• _Task requirements_
Select lines where the word "Wind" appears.
######
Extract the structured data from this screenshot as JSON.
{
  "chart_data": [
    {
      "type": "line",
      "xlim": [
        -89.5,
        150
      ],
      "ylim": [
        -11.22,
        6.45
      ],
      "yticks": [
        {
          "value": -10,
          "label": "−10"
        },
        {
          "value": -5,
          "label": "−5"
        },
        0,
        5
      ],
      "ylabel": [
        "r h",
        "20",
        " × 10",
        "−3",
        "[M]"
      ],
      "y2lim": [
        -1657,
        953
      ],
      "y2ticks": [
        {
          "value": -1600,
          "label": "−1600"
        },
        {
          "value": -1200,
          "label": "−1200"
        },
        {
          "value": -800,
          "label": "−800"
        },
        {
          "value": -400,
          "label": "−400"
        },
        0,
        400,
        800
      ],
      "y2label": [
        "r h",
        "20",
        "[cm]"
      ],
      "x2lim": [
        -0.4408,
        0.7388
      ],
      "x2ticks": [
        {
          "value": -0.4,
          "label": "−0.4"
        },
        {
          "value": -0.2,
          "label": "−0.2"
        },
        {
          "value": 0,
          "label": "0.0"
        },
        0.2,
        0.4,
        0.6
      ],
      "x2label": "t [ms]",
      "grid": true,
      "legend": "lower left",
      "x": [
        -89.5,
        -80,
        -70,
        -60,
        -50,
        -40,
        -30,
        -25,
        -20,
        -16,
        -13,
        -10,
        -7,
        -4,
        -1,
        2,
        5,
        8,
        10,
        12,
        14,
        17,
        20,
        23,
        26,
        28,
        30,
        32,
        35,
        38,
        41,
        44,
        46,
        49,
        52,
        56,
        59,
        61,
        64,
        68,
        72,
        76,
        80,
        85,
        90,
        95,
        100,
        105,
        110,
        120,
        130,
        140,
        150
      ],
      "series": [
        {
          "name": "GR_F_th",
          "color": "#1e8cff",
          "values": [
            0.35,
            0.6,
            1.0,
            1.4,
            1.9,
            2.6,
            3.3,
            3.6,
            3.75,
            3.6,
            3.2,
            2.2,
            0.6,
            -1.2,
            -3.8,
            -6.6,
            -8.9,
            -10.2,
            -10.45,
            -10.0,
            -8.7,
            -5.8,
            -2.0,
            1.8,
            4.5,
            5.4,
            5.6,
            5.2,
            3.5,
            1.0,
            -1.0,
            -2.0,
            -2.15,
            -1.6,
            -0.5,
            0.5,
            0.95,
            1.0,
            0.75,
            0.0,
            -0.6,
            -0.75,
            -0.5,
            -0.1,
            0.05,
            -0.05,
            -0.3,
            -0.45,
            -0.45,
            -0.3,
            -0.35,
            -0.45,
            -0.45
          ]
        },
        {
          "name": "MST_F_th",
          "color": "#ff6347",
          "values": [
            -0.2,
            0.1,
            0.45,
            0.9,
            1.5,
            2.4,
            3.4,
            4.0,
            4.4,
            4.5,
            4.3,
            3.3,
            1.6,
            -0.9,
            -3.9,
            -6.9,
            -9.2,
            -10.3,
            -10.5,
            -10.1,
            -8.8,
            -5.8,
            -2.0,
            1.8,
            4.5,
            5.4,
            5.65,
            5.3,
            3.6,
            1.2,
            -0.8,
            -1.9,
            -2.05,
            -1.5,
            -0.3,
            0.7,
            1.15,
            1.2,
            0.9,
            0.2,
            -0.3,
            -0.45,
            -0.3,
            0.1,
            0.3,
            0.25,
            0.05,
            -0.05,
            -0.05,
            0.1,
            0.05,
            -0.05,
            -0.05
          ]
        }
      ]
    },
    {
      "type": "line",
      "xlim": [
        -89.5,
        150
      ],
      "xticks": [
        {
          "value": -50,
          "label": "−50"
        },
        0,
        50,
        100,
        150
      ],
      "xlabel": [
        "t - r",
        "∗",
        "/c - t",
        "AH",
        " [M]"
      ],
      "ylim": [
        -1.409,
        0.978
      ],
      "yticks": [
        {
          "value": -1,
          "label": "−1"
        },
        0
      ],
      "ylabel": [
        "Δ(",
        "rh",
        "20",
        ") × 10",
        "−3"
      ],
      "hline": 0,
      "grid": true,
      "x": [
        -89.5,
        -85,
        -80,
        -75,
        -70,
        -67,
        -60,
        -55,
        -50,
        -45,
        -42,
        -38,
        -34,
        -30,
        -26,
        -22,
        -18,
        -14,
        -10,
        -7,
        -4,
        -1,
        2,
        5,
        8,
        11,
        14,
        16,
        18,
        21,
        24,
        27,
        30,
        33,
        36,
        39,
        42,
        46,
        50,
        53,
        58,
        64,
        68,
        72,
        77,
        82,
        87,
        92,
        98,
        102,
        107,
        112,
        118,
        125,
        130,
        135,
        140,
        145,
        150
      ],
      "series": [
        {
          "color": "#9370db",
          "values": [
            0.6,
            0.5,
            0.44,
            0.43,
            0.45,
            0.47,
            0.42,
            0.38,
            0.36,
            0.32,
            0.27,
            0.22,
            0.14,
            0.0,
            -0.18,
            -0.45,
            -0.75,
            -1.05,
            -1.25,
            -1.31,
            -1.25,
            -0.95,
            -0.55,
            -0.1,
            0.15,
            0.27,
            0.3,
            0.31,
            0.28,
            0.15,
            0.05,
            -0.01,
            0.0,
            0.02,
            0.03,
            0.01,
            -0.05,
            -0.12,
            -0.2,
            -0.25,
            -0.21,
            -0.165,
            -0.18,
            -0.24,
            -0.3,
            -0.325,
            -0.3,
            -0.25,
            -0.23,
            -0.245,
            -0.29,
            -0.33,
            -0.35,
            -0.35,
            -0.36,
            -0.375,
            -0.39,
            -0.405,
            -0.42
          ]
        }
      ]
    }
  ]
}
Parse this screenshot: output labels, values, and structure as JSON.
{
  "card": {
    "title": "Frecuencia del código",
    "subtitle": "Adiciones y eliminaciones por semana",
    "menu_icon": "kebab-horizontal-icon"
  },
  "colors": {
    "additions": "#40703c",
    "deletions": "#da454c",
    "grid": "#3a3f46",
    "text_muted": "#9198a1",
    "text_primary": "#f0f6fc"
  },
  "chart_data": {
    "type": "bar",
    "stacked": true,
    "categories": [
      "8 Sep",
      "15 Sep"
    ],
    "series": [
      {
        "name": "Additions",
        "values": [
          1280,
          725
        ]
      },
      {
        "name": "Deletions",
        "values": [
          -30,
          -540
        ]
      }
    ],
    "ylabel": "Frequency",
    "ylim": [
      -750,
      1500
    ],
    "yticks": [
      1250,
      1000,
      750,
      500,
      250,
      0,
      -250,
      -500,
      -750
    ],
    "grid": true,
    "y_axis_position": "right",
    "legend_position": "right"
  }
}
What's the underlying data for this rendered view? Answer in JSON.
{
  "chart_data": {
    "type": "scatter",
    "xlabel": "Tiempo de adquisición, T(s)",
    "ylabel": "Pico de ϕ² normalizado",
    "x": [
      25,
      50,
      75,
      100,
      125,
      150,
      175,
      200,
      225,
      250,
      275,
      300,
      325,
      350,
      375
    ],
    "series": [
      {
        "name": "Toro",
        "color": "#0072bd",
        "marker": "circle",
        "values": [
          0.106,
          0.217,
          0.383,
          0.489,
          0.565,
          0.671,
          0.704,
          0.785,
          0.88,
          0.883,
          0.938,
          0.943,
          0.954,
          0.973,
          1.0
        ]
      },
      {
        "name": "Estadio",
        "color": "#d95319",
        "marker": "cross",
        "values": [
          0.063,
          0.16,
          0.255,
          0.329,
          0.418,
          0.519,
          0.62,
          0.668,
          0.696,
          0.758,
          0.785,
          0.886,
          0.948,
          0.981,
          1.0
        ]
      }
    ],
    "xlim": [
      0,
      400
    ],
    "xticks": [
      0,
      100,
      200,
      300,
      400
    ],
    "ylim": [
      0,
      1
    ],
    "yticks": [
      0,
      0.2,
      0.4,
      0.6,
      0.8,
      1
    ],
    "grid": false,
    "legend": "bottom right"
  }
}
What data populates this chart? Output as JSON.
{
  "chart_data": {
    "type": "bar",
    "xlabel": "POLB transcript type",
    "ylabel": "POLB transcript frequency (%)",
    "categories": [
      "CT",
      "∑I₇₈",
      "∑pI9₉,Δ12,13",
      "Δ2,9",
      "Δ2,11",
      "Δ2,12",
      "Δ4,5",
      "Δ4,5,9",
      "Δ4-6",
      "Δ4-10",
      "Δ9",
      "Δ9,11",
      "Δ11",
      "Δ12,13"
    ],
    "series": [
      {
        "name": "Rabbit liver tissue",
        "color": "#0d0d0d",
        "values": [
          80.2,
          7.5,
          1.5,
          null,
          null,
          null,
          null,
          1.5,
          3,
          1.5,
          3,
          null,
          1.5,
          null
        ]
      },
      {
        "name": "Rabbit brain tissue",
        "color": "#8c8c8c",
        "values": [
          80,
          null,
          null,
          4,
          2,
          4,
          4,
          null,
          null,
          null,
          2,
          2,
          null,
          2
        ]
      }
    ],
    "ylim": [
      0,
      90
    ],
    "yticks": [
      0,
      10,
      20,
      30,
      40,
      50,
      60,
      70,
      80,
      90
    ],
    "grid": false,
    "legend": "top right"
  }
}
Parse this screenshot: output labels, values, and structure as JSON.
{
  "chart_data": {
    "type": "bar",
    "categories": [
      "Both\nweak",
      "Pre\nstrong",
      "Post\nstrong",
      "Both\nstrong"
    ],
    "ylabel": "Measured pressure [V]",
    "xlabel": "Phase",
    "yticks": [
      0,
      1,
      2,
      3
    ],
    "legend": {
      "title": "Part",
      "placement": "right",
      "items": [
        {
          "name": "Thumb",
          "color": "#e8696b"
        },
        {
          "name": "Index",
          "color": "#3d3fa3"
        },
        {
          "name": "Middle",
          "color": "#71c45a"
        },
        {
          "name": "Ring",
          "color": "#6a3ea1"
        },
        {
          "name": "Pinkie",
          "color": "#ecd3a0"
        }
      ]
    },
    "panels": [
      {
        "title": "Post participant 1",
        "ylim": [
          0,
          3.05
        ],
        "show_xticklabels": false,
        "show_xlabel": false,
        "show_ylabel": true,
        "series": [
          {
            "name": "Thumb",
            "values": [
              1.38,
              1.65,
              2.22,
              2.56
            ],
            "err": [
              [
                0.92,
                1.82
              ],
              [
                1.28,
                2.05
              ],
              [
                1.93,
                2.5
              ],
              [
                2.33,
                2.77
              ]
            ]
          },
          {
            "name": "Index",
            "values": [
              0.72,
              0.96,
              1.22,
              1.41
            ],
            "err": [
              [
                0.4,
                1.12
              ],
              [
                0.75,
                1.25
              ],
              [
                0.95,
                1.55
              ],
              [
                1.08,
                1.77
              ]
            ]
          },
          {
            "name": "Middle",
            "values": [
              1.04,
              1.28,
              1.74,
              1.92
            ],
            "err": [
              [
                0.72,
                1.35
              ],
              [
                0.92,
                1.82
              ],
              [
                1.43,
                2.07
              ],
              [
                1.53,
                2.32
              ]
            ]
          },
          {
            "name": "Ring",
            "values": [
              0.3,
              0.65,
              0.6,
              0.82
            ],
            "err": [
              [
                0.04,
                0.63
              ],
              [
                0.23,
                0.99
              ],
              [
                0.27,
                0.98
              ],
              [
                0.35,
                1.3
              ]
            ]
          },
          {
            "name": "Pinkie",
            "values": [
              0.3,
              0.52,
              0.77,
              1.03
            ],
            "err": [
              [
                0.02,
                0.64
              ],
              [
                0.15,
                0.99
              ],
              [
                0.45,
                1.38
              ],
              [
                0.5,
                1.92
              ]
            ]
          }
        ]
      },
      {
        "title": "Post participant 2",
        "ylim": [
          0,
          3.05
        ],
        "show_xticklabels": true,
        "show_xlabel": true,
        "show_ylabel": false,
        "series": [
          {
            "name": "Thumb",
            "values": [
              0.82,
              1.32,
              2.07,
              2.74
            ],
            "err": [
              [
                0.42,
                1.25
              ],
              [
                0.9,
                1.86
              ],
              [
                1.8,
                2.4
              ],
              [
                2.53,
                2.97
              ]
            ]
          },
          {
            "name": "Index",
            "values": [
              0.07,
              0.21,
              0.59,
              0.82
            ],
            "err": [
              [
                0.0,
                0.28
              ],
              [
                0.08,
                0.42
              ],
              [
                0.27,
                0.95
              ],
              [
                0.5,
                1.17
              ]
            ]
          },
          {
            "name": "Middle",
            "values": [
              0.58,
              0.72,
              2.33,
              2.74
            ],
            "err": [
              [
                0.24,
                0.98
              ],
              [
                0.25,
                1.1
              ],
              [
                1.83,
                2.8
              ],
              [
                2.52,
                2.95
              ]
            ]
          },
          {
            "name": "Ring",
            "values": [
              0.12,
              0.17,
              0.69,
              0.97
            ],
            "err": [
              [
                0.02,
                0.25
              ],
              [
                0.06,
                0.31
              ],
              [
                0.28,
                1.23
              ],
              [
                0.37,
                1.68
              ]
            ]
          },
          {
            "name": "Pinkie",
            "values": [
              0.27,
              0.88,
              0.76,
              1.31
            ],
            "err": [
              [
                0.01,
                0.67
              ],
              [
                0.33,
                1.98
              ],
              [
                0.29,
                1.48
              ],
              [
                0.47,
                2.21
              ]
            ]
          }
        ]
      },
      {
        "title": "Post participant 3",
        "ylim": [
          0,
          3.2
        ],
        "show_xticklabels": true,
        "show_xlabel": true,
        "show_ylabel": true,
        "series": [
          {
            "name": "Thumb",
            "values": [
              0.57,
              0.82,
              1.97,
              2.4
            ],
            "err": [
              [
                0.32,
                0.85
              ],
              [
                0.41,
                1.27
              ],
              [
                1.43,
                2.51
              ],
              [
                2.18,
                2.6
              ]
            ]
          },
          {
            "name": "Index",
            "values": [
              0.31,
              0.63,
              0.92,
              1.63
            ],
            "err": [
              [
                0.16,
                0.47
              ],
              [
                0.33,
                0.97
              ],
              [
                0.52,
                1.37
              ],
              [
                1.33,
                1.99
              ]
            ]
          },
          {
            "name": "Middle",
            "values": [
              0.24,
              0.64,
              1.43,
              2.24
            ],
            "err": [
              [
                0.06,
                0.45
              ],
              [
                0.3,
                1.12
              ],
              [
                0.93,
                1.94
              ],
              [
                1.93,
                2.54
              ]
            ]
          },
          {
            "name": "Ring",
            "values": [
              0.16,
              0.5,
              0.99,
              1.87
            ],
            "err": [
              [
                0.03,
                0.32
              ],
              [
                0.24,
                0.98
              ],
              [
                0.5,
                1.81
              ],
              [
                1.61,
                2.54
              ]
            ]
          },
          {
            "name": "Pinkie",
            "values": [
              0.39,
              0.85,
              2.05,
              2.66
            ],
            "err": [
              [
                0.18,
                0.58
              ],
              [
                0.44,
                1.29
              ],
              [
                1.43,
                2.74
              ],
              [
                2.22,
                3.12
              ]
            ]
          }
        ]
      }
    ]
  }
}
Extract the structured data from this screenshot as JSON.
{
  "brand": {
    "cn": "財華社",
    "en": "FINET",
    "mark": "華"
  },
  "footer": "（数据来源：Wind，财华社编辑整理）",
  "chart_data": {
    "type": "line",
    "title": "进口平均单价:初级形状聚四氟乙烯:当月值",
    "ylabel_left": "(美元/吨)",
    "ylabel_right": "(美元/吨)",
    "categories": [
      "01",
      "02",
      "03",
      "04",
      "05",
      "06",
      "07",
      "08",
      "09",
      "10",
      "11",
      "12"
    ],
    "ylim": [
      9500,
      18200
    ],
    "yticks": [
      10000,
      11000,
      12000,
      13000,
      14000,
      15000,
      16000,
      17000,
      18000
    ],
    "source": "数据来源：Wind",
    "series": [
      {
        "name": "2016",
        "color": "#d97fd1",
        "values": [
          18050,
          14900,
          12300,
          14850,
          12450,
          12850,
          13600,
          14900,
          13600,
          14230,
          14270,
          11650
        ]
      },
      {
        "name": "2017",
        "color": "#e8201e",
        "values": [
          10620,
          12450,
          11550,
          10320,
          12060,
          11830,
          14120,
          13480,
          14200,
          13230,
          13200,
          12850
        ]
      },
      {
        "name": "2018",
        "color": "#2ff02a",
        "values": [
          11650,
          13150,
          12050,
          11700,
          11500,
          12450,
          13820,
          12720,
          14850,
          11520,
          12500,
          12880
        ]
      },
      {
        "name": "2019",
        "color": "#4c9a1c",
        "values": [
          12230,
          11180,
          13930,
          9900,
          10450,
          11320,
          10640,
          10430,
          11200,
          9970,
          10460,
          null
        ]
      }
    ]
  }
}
######
• _Result for this task_
  "footer": "（数据来源：Wind，财华社编辑整理）",
    "source": "数据来源：Wind",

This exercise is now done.